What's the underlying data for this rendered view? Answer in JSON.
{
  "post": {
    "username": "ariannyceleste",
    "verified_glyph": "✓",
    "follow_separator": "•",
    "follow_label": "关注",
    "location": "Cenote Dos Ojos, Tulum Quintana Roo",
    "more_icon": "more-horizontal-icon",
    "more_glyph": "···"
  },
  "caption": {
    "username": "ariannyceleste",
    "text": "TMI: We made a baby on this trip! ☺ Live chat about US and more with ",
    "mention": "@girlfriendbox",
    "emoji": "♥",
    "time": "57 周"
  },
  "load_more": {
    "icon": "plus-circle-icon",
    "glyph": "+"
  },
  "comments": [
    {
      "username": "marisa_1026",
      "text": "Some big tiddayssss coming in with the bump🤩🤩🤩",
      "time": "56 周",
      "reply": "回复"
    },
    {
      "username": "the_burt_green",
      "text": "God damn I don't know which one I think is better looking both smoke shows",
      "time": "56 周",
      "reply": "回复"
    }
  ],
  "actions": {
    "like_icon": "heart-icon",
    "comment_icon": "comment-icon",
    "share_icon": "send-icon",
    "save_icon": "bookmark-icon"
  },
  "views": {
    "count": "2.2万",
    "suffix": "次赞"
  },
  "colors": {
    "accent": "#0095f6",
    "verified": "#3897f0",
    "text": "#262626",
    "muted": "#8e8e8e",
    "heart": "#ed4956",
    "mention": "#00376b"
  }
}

━━━━

WHAT IS REQUIRED:
Using the listing above, reproduce each line without omission.

FULL SOLUTION:
What's the underlying data for this rendered view? Answer in JSON.
{
  "post": {
    "username": "ariannyceleste",
    "verified_glyph": "✓",
    "follow_separator": "•",
    "follow_label": "关注",
    "location": "Cenote Dos Ojos, Tulum Quintana Roo",
    "more_icon": "more-horizontal-icon",
    "more_glyph": "···"
  },
  "caption": {
    "username": "ariannyceleste",
    "text": "TMI: We made a baby on this trip! ☺ Live chat about US and more with ",
    "mention": "@girlfriendbox",
    "emoji": "♥",
    "time": "57 周"
  },
  "load_more": {
    "icon": "plus-circle-icon",
    "glyph": "+"
  },
  "comments": [
    {
      "username": "marisa_1026",
      "text": "Some big tiddayssss coming in with the bump🤩🤩🤩",
      "time": "56 周",
      "reply": "回复"
    },
    {
      "username": "the_burt_green",
      "text": "God damn I don't know which one I think is better looking both smoke shows",
      "time": "56 周",
      "reply": "回复"
    }
  ],
  "actions": {
    "like_icon": "heart-icon",
    "comment_icon": "comment-icon",
    "share_icon": "send-icon",
    "save_icon": "bookmark-icon"
  },
  "views": {
    "count": "2.2万",
    "suffix": "次赞"
  },
  "colors": {
    "accent": "#0095f6",
    "verified": "#3897f0",
    "text": "#262626",
    "muted": "#8e8e8e",
    "heart": "#ed4956",
    "mention": "#00376b"
  }
}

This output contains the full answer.